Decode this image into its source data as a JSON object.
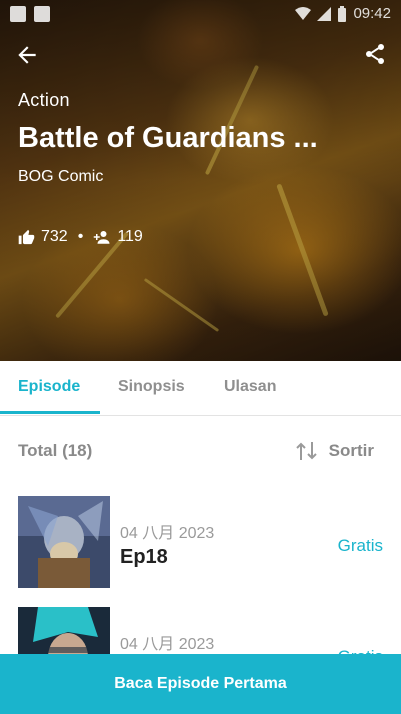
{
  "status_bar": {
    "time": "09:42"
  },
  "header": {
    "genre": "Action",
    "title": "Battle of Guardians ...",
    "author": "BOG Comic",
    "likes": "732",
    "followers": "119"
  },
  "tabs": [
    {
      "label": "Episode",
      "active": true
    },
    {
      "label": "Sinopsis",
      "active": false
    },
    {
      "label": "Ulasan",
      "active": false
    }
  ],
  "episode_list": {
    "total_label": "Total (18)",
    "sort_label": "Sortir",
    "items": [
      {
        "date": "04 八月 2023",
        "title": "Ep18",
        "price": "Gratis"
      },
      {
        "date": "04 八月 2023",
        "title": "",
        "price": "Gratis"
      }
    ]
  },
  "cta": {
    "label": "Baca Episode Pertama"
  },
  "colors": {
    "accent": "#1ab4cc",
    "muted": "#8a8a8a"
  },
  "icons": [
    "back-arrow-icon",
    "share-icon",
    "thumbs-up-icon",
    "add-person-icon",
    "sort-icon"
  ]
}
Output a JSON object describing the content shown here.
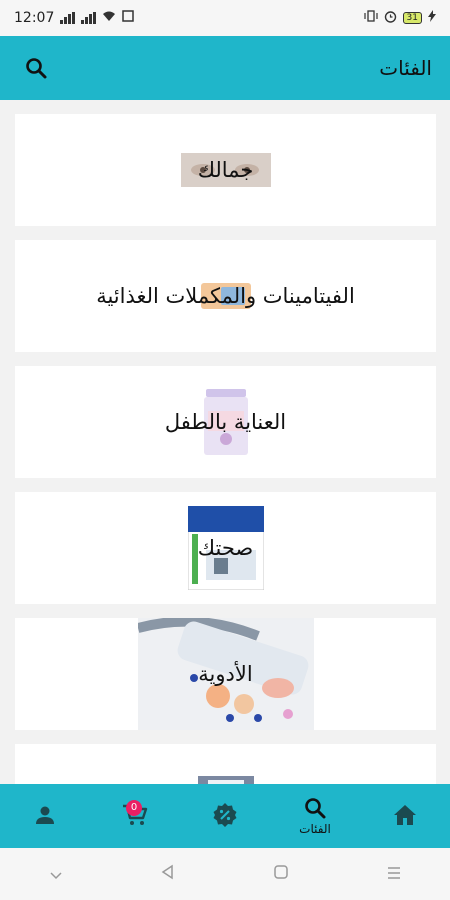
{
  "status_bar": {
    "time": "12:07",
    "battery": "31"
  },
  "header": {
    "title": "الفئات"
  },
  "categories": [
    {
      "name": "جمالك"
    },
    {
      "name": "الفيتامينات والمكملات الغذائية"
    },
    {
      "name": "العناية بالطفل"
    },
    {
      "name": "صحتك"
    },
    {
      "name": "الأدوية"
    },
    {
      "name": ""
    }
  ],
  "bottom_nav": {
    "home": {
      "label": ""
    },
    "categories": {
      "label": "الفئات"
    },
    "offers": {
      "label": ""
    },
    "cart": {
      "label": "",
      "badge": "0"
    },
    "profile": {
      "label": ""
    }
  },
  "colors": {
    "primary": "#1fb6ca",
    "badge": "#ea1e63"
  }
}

[WHAT YOU WILL DO]
Output the line containing "Output a JSON" and each line after it, through the end of the material, exactly as given. No pictures belong in the output.

[THE RESULT]
Output a JSON object describing the content shown here.
{
  "status_bar": {
    "time": "12:07",
    "battery": "31"
  },
  "header": {
    "title": "الفئات"
  },
  "categories": [
    {
      "name": "جمالك"
    },
    {
      "name": "الفيتامينات والمكملات الغذائية"
    },
    {
      "name": "العناية بالطفل"
    },
    {
      "name": "صحتك"
    },
    {
      "name": "الأدوية"
    },
    {
      "name": ""
    }
  ],
  "bottom_nav": {
    "home": {
      "label": ""
    },
    "categories": {
      "label": "الفئات"
    },
    "offers": {
      "label": ""
    },
    "cart": {
      "label": "",
      "badge": "0"
    },
    "profile": {
      "label": ""
    }
  },
  "colors": {
    "primary": "#1fb6ca",
    "badge": "#ea1e63"
  }
}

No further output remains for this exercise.